[Records]
▬▬▬

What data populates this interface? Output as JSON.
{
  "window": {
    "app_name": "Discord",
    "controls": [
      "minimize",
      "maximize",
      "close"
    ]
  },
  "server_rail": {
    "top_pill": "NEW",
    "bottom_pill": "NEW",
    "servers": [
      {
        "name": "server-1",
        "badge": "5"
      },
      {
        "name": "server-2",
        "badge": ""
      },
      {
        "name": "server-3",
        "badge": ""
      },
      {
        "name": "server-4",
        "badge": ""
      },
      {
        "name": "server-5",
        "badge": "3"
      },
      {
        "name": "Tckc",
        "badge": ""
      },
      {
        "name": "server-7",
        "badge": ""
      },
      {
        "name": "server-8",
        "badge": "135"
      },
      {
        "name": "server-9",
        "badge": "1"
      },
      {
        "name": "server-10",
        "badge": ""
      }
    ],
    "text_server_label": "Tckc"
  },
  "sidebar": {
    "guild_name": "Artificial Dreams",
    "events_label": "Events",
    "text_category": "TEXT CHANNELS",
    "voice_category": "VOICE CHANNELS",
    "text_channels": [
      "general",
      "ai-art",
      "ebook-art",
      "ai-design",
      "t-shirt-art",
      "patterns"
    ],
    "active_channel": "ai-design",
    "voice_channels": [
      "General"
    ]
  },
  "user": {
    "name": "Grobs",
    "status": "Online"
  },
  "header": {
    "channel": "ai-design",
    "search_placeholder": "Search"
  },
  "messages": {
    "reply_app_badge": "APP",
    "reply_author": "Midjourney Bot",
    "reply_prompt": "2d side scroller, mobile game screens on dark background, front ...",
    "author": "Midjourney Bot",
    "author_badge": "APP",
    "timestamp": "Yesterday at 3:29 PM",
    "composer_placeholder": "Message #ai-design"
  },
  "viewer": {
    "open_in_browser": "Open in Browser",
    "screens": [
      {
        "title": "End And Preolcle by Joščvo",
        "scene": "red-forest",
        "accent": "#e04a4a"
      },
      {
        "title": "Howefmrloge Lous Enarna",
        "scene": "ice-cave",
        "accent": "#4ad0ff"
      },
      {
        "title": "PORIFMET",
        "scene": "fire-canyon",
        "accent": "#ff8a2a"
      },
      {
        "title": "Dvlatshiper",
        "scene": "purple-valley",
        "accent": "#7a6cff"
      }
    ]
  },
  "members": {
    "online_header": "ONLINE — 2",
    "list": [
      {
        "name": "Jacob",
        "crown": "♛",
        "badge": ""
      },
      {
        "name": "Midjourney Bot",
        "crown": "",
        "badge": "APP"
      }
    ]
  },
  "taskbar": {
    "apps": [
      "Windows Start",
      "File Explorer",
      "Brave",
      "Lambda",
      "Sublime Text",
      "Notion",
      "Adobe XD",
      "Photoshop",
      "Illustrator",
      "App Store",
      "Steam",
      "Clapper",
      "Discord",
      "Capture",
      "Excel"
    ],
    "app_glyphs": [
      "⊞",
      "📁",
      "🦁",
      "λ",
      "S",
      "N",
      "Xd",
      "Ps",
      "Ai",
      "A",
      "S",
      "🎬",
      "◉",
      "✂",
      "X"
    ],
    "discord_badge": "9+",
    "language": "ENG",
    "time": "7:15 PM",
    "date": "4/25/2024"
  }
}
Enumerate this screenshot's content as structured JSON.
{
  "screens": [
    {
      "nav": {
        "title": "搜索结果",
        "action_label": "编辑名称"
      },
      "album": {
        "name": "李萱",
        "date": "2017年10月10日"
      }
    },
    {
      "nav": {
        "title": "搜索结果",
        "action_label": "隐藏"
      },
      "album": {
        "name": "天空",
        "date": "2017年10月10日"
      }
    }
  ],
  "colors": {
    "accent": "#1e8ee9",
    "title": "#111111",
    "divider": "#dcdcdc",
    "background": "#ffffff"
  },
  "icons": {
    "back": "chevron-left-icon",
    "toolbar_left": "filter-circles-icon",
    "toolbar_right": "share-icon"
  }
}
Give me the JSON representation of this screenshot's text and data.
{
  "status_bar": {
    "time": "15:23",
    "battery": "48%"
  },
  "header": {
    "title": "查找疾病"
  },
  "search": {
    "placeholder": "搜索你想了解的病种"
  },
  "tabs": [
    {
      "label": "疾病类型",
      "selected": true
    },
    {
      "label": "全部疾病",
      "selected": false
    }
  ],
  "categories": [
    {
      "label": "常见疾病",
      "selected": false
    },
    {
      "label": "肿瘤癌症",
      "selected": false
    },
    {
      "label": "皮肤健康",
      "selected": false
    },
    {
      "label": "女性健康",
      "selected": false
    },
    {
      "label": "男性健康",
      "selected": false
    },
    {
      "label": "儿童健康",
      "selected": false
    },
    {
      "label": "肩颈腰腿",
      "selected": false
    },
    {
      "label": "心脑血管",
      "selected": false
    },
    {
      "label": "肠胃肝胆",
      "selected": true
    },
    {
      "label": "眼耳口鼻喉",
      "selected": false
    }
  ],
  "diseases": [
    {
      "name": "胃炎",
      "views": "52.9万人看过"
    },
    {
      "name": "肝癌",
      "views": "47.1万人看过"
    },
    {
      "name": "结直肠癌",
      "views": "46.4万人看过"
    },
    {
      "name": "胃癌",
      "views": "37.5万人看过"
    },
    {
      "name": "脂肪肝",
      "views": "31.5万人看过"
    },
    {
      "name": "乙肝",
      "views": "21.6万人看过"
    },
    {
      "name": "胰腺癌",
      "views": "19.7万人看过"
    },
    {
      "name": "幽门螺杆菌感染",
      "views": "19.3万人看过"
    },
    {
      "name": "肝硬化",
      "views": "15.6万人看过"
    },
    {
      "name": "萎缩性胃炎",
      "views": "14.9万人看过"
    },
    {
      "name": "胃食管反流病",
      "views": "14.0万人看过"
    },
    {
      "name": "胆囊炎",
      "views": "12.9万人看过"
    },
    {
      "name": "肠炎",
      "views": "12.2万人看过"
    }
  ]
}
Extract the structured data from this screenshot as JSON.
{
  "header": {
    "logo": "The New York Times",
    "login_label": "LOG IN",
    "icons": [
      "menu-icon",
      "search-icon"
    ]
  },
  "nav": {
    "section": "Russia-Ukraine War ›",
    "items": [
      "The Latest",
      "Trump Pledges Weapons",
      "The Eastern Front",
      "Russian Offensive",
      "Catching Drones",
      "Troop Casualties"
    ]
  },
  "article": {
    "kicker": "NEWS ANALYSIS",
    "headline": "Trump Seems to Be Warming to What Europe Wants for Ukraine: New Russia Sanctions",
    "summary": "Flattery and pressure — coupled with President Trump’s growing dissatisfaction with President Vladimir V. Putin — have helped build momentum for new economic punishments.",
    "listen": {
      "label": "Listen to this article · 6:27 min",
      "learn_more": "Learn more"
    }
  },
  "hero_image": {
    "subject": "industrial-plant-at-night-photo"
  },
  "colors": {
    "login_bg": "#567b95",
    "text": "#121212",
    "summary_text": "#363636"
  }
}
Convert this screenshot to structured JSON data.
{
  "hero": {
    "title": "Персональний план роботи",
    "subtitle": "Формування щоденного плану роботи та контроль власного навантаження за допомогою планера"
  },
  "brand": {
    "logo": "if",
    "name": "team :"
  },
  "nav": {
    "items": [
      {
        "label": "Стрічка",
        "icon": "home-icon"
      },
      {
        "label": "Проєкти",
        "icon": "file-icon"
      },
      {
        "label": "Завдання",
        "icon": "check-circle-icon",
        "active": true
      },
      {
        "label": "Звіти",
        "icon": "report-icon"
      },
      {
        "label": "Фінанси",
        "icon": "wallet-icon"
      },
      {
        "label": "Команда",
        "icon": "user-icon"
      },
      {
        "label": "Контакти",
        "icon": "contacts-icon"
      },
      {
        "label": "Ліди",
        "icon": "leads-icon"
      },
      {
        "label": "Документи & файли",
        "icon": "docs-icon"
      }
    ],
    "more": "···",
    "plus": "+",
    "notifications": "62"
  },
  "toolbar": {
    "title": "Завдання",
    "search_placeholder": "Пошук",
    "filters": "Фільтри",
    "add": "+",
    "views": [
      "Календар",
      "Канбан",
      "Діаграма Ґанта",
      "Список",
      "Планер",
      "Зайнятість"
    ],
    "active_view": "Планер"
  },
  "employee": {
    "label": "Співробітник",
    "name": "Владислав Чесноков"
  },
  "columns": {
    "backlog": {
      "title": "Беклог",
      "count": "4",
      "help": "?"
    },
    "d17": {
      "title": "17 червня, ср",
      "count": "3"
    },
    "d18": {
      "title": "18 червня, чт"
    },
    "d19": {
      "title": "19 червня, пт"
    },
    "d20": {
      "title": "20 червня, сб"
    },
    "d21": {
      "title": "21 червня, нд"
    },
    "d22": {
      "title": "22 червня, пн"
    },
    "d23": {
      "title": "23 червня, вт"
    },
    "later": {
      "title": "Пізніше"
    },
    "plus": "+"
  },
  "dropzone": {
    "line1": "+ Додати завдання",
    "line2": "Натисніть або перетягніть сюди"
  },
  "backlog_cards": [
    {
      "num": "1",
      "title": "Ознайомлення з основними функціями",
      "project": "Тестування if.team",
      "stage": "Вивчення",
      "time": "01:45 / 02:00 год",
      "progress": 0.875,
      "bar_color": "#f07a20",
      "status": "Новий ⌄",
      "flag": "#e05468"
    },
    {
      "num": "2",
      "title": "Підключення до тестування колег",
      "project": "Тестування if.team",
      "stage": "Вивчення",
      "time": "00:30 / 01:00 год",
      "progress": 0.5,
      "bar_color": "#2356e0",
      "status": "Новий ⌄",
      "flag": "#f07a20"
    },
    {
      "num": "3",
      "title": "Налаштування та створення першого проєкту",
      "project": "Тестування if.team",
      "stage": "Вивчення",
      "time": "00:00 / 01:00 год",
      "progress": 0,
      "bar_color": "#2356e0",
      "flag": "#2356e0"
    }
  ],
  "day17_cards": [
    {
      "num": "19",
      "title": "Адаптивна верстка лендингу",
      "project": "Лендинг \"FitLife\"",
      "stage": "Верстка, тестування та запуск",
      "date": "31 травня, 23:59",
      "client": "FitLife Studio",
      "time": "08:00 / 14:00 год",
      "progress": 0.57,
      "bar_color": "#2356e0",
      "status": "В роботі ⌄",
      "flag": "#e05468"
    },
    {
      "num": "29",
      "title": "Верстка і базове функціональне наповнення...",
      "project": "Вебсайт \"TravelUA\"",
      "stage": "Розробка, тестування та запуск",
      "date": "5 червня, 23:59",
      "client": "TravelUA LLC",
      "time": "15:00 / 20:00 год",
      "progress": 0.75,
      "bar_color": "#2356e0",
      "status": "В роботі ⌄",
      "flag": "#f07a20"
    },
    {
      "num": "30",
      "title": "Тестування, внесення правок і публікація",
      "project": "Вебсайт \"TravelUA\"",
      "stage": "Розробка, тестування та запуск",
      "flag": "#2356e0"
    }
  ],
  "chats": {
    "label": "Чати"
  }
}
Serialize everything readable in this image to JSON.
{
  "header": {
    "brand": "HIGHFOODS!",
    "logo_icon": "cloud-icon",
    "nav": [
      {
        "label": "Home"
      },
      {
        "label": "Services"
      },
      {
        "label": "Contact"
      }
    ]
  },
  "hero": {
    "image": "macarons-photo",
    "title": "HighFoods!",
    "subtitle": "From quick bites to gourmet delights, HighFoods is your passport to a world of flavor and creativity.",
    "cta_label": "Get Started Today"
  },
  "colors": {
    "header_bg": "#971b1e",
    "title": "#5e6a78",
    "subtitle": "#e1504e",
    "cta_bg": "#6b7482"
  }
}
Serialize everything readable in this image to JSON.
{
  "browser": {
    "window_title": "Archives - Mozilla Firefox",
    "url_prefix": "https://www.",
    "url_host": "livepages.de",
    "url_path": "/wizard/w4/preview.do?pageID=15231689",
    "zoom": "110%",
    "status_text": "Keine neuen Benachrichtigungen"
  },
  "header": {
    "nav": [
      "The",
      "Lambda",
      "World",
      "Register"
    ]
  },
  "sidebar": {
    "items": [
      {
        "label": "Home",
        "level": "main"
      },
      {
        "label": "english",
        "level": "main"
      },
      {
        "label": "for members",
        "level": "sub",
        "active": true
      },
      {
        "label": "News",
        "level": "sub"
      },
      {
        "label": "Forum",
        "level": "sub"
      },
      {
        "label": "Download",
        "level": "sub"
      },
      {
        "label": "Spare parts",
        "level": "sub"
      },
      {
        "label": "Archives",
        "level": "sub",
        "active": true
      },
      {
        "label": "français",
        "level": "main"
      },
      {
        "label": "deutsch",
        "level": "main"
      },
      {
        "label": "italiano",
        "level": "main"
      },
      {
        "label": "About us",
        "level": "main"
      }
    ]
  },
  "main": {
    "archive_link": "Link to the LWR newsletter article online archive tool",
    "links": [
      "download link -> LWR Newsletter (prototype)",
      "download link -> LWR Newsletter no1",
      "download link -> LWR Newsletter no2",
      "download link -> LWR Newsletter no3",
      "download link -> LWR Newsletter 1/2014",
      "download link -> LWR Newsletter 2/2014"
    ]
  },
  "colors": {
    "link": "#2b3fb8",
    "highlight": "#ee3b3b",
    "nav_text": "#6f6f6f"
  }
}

▬▬▬

[What you have to do] Report how many lines contain "data". Give nothing but the number.

[Final result] 4